**TASK TO COMPLETE**:
Among the lines listed below, count those that include the string "index", and state only the count.

Extracted data entries
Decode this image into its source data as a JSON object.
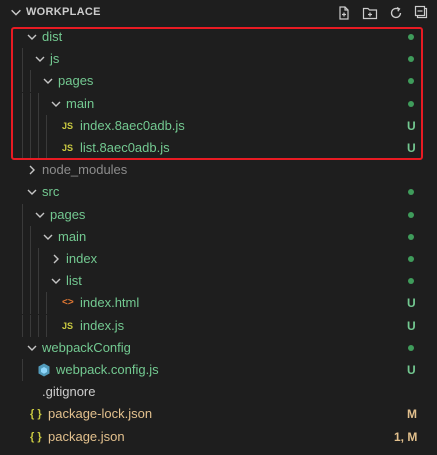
{
  "colors": {
    "green_text": "#73c991",
    "yellow_text": "#e2c08d",
    "default_text": "#cccccc",
    "dim_text": "#8c8c8c",
    "dot_color": "#3f9c5b",
    "js_icon": "#cbcb41",
    "html_icon": "#e37933",
    "json_icon": "#cbcb41",
    "webpack_icon": "#519aba",
    "highlight": "#e81b23"
  },
  "header": {
    "title": "WORKPLACE",
    "actions": [
      "new-file-icon",
      "new-folder-icon",
      "refresh-icon",
      "collapse-all-icon"
    ]
  },
  "tree": [
    {
      "label": "dist",
      "depth": 0,
      "type": "folder",
      "open": true,
      "status": "dot"
    },
    {
      "label": "js",
      "depth": 1,
      "type": "folder",
      "open": true,
      "status": "dot"
    },
    {
      "label": "pages",
      "depth": 2,
      "type": "folder",
      "open": true,
      "status": "dot"
    },
    {
      "label": "main",
      "depth": 3,
      "type": "folder",
      "open": true,
      "status": "dot"
    },
    {
      "label": "index.8aec0adb.js",
      "depth": 4,
      "type": "js",
      "icon_text": "JS",
      "status": "U"
    },
    {
      "label": "list.8aec0adb.js",
      "depth": 4,
      "type": "js",
      "icon_text": "JS",
      "status": "U"
    },
    {
      "label": "node_modules",
      "depth": 0,
      "type": "folder",
      "open": false,
      "status": "none"
    },
    {
      "label": "src",
      "depth": 0,
      "type": "folder",
      "open": true,
      "status": "dot"
    },
    {
      "label": "pages",
      "depth": 1,
      "type": "folder",
      "open": true,
      "status": "dot"
    },
    {
      "label": "main",
      "depth": 2,
      "type": "folder",
      "open": true,
      "status": "dot"
    },
    {
      "label": "index",
      "depth": 3,
      "type": "folder",
      "open": false,
      "status": "dot"
    },
    {
      "label": "list",
      "depth": 3,
      "type": "folder",
      "open": true,
      "status": "dot"
    },
    {
      "label": "index.html",
      "depth": 4,
      "type": "html",
      "icon_text": "<>",
      "status": "U"
    },
    {
      "label": "index.js",
      "depth": 4,
      "type": "js",
      "icon_text": "JS",
      "status": "U"
    },
    {
      "label": "webpackConfig",
      "depth": 0,
      "type": "folder",
      "open": true,
      "status": "dot"
    },
    {
      "label": "webpack.config.js",
      "depth": 1,
      "type": "webpack",
      "icon_text": "",
      "status": "U"
    },
    {
      "label": ".gitignore",
      "depth": 0,
      "type": "gitignore",
      "icon_text": "",
      "status": "none"
    },
    {
      "label": "package-lock.json",
      "depth": 0,
      "type": "json",
      "icon_text": "{ }",
      "status": "M"
    },
    {
      "label": "package.json",
      "depth": 0,
      "type": "json",
      "icon_text": "{ }",
      "status": "1, M"
    }
  ]
}
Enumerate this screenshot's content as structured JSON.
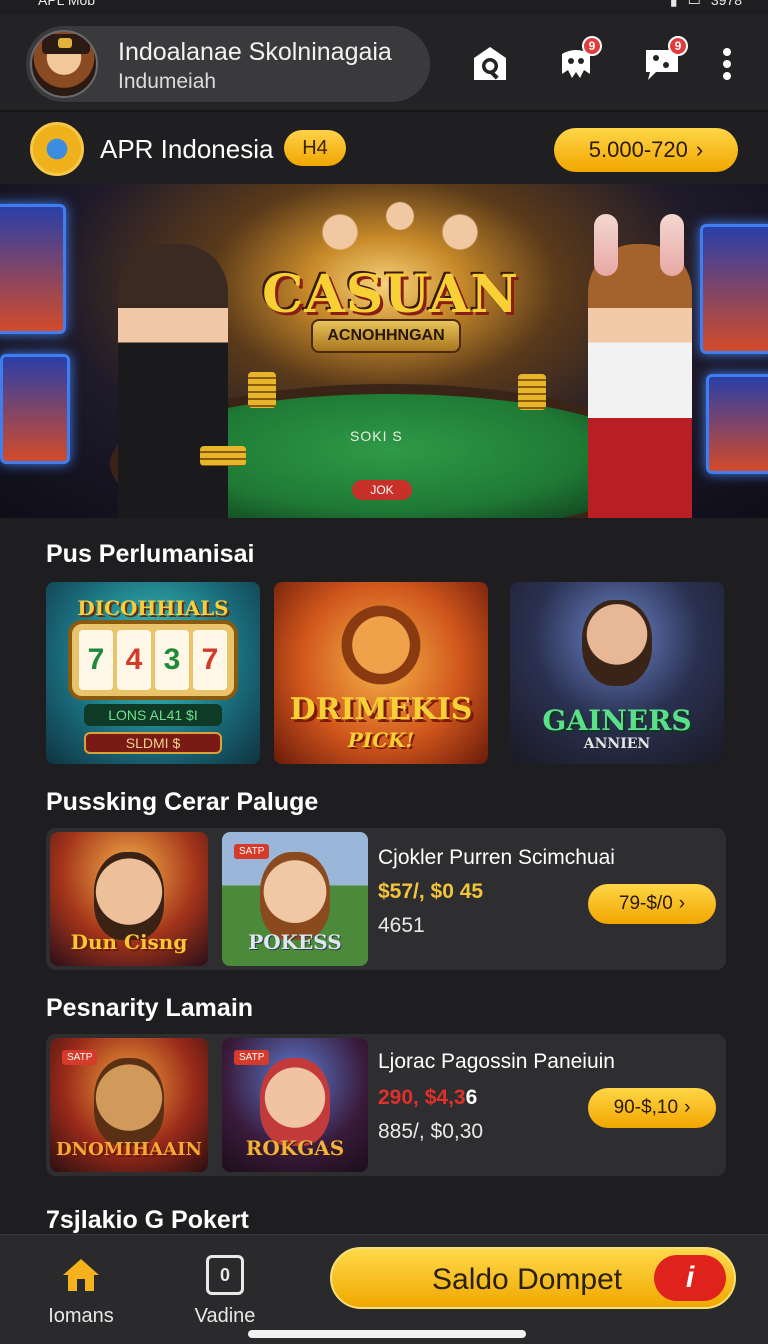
{
  "status_bar": {
    "left_text": "APL Mob",
    "right_text": "3978"
  },
  "header": {
    "user_name": "Indoalanae Skolninagaia",
    "user_sub": "Indumeiah",
    "notif_badge_1": "9",
    "notif_badge_2": "9"
  },
  "account": {
    "name": "APR Indonesia",
    "level": "H4",
    "balance_label": "5.000-720",
    "balance_arrow": "›"
  },
  "hero": {
    "logo_title": "CASUAN",
    "logo_ribbon": "ACNOHHNGAN",
    "table_text": "SOKI S",
    "oval_text": "JOK"
  },
  "section1": {
    "title": "Pus Perlumanisai",
    "tiles": [
      {
        "title": "DICOHHIALS",
        "reels": [
          "7",
          "4",
          "3",
          "7"
        ],
        "plate1": "LONS AL41 $I",
        "plate2": "SLDMI $"
      },
      {
        "title": "DRIMEKIS",
        "subtitle": "PICK!"
      },
      {
        "title": "GAINERS",
        "subtitle": "ANNIEN"
      }
    ]
  },
  "section2": {
    "title": "Pussking Cerar Paluge",
    "card": {
      "thumb1_label": "Dun Cisng",
      "thumb2_tag": "SATP",
      "thumb2_label": "POKESS",
      "title": "Cjokler Purren Scimchuai",
      "line1": "$57/, $0 45",
      "line2": "4651",
      "button": "79-$/0",
      "arrow": "›"
    }
  },
  "section3": {
    "title": "Pesnarity Lamain",
    "card": {
      "thumb1_tag": "SATP",
      "thumb1_label": "DNOMIHAAIN",
      "thumb2_tag": "SATP",
      "thumb2_label": "ROKGAS",
      "title": "Ljorac Pagossin Paneiuin",
      "line1_red": "290, $4,3",
      "line1_white": "6",
      "line2": "885/, $0,30",
      "button": "90-$,10",
      "arrow": "›"
    }
  },
  "section4": {
    "title": "7sjlakio G Pokert"
  },
  "bottom_nav": {
    "home_label": "Iomans",
    "vault_label": "Vadine",
    "vault_icon_text": "0",
    "wallet_label": "Saldo Dompet",
    "wallet_icon_text": "i"
  },
  "colors": {
    "accent_yellow": "#f2b21a",
    "badge_red": "#e23b3b",
    "price_yellow": "#f2c43a",
    "price_red": "#e0302a"
  }
}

**EXPECTED ANSWER**:
4